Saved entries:
## BEGIN

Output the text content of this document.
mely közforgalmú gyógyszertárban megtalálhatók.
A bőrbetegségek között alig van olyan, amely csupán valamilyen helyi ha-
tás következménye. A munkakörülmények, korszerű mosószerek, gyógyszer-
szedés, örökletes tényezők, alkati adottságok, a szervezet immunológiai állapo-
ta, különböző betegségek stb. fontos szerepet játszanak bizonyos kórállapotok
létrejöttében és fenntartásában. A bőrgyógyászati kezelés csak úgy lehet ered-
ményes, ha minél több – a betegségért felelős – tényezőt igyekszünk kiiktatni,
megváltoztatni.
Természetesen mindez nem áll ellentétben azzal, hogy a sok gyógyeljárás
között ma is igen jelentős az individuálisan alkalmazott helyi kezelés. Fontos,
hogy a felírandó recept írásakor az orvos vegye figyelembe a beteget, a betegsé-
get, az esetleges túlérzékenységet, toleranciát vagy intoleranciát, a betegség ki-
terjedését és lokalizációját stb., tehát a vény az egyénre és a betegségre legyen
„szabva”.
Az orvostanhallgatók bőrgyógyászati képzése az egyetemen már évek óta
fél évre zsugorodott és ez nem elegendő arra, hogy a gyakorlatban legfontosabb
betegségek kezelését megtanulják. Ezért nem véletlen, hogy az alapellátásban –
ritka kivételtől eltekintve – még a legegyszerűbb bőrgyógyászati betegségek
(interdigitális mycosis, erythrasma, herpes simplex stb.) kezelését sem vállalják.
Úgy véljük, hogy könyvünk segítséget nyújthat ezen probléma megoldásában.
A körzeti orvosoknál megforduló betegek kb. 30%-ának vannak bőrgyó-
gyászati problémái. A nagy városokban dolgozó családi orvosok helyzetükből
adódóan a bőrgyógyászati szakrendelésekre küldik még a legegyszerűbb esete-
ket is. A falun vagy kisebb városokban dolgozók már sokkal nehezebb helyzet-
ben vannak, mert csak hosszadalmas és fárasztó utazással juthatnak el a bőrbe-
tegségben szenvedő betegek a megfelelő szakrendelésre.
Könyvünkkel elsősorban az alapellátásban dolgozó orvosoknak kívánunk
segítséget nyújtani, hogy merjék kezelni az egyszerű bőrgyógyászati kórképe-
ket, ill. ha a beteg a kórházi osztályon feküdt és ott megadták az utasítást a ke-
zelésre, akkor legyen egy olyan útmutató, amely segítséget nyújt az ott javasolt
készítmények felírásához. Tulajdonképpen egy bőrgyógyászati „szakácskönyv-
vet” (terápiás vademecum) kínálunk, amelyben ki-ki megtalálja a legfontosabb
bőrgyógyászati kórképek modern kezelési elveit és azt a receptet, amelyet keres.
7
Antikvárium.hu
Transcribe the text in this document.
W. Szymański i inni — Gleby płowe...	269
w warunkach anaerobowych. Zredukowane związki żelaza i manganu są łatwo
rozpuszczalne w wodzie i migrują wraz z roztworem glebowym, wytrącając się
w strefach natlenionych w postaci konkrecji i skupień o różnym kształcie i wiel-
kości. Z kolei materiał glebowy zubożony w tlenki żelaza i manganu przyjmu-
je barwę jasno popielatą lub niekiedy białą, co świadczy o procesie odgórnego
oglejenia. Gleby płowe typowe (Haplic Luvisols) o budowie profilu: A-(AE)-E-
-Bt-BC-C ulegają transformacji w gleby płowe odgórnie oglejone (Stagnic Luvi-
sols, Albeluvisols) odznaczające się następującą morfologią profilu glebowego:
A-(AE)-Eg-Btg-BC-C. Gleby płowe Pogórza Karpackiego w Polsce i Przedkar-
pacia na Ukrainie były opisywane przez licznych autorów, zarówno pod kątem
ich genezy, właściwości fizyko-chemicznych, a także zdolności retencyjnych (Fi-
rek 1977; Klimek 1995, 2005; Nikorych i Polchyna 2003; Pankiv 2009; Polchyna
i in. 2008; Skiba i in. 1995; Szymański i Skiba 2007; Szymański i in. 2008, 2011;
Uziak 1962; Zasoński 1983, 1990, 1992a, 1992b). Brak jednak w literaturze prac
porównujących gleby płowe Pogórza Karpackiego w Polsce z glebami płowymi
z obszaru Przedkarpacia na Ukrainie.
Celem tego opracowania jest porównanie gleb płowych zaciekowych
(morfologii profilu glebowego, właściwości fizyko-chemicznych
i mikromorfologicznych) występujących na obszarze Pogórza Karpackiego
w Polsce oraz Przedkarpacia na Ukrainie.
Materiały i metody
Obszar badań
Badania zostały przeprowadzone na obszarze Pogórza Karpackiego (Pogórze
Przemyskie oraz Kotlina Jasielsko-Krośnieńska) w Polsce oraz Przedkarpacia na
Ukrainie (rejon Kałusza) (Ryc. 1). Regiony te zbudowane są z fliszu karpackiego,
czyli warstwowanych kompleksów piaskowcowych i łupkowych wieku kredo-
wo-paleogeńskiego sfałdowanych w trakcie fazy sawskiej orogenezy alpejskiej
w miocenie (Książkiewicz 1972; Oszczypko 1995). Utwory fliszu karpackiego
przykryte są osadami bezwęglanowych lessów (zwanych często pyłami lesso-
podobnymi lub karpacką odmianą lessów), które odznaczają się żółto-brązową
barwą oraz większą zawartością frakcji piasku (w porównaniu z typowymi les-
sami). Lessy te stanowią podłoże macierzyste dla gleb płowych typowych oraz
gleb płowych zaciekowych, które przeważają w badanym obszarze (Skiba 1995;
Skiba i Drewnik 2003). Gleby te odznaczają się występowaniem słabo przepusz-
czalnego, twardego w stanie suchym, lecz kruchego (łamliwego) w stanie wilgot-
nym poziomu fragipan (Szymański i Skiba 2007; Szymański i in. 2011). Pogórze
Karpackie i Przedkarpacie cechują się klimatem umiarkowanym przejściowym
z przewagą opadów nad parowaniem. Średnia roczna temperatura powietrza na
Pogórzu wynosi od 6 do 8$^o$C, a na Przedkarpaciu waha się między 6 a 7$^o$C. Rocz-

## END

Stated exercise:
Copy each line from the data above that includes "this".

Completed exercise:
Output the text content of this document.
Transcribe the text in this document.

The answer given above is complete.